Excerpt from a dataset
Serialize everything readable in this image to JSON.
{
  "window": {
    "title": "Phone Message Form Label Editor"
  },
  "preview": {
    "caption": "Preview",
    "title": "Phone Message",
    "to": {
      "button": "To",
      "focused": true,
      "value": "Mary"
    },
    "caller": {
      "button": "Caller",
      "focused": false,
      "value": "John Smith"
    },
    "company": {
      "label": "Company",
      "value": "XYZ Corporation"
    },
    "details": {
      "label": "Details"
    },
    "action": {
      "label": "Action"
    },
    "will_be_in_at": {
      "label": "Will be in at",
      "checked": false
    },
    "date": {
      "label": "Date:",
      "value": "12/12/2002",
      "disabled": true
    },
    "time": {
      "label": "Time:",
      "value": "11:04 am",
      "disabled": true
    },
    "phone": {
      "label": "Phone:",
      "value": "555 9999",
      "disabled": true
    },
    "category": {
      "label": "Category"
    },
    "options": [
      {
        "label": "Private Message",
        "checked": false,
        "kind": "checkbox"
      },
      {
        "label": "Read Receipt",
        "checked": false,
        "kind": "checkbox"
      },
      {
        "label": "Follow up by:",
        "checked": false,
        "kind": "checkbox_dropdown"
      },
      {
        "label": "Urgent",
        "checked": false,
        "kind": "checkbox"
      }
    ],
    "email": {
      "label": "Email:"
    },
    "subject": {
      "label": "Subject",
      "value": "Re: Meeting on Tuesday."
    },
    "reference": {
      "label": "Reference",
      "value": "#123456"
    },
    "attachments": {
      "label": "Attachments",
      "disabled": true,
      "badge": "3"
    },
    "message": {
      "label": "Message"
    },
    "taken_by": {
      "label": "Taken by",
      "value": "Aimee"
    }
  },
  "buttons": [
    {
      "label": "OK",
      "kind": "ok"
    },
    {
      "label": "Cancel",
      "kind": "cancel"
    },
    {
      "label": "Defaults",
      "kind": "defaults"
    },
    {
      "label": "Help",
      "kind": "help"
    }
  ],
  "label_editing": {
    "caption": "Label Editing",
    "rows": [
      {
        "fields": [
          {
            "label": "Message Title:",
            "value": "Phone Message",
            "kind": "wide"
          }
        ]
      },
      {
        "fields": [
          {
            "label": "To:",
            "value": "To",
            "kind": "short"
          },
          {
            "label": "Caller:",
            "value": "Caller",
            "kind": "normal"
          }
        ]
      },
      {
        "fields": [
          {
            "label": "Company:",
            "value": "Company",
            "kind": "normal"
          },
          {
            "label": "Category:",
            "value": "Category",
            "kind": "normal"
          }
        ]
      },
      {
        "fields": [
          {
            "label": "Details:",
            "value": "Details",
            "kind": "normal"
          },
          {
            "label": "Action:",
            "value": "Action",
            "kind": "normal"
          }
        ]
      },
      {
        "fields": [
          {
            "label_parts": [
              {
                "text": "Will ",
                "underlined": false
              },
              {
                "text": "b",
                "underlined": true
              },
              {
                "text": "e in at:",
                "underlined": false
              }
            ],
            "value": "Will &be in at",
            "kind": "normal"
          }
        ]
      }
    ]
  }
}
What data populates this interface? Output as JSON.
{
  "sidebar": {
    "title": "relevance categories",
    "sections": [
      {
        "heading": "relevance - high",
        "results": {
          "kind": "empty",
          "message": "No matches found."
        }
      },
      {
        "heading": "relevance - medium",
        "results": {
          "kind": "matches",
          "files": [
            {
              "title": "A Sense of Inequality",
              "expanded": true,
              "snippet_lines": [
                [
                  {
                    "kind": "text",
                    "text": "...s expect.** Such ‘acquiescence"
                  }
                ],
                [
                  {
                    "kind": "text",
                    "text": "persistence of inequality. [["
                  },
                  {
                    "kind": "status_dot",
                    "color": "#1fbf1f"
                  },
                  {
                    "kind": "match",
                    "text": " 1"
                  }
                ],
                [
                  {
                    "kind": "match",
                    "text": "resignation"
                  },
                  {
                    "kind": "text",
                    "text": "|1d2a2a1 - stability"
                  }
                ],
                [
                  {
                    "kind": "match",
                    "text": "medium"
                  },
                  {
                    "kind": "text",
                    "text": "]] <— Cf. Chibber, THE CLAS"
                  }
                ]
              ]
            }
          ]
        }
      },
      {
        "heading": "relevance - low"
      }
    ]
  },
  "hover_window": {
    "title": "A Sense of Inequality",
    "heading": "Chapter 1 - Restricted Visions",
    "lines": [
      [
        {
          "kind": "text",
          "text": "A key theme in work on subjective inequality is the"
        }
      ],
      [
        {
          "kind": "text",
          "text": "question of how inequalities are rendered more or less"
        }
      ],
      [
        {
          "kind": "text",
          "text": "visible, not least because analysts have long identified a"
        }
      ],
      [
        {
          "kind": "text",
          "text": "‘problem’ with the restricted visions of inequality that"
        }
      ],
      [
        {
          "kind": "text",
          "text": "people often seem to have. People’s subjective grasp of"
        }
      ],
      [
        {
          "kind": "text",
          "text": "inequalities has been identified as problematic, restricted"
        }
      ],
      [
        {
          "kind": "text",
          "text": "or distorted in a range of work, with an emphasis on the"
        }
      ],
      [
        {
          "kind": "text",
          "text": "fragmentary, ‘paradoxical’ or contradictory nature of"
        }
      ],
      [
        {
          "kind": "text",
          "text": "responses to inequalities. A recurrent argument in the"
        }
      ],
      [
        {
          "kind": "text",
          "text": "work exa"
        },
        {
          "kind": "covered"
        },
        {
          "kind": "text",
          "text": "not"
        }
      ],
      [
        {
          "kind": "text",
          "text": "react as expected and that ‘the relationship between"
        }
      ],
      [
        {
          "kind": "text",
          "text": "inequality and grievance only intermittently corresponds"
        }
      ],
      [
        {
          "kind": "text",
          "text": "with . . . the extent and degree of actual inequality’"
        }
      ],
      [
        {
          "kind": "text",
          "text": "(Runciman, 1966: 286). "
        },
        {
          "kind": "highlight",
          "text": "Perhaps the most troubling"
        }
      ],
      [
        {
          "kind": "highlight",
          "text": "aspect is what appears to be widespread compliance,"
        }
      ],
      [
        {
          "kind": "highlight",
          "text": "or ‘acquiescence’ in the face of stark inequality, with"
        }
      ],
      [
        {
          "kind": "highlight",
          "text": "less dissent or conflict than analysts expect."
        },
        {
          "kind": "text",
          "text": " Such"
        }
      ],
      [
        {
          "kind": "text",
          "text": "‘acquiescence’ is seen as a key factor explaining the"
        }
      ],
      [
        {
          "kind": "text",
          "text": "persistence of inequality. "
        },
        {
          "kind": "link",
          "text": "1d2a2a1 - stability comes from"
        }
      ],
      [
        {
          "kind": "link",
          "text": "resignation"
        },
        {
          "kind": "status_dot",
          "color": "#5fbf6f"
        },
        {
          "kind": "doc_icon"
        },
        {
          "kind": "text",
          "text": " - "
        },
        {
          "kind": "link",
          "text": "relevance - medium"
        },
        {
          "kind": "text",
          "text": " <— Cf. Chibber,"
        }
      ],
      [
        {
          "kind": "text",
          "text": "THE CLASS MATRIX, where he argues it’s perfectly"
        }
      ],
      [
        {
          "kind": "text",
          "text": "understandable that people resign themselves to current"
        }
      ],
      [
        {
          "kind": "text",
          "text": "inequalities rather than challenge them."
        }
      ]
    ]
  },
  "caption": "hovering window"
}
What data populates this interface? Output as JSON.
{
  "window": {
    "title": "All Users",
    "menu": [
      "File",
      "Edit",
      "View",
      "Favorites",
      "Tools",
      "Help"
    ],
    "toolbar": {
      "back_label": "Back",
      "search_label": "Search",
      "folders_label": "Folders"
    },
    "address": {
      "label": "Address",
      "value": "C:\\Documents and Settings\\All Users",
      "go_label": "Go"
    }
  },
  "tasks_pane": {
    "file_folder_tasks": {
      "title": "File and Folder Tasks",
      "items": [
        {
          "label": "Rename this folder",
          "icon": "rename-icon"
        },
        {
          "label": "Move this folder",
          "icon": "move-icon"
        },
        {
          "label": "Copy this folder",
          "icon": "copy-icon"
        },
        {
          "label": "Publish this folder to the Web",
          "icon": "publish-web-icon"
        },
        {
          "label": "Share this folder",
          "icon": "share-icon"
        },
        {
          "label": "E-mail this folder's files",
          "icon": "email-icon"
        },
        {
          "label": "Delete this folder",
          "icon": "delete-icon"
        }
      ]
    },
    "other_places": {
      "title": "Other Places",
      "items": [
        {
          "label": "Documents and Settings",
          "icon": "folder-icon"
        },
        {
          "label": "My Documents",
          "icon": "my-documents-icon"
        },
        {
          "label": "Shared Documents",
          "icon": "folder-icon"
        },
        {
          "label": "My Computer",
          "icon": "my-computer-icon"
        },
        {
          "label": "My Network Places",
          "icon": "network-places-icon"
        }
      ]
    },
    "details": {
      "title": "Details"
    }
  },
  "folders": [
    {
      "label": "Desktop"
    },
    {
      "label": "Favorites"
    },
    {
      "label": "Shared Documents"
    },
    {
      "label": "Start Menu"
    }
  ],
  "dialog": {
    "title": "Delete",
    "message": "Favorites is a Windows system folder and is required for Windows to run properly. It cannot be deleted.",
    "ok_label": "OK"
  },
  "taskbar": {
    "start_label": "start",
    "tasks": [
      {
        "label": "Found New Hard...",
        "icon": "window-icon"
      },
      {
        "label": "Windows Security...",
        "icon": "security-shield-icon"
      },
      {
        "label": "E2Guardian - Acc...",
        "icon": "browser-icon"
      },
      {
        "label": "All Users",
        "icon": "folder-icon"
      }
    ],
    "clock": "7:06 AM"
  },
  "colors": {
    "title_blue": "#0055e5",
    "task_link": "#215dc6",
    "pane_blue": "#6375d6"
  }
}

# CHALLENGE
Wherever the word "caption" occurs in a line of the listing, copy that line.

# RESULT OF THE TASK
    "caption": "Preview",
    "caption": "Label Editing",
  "caption": "hovering window"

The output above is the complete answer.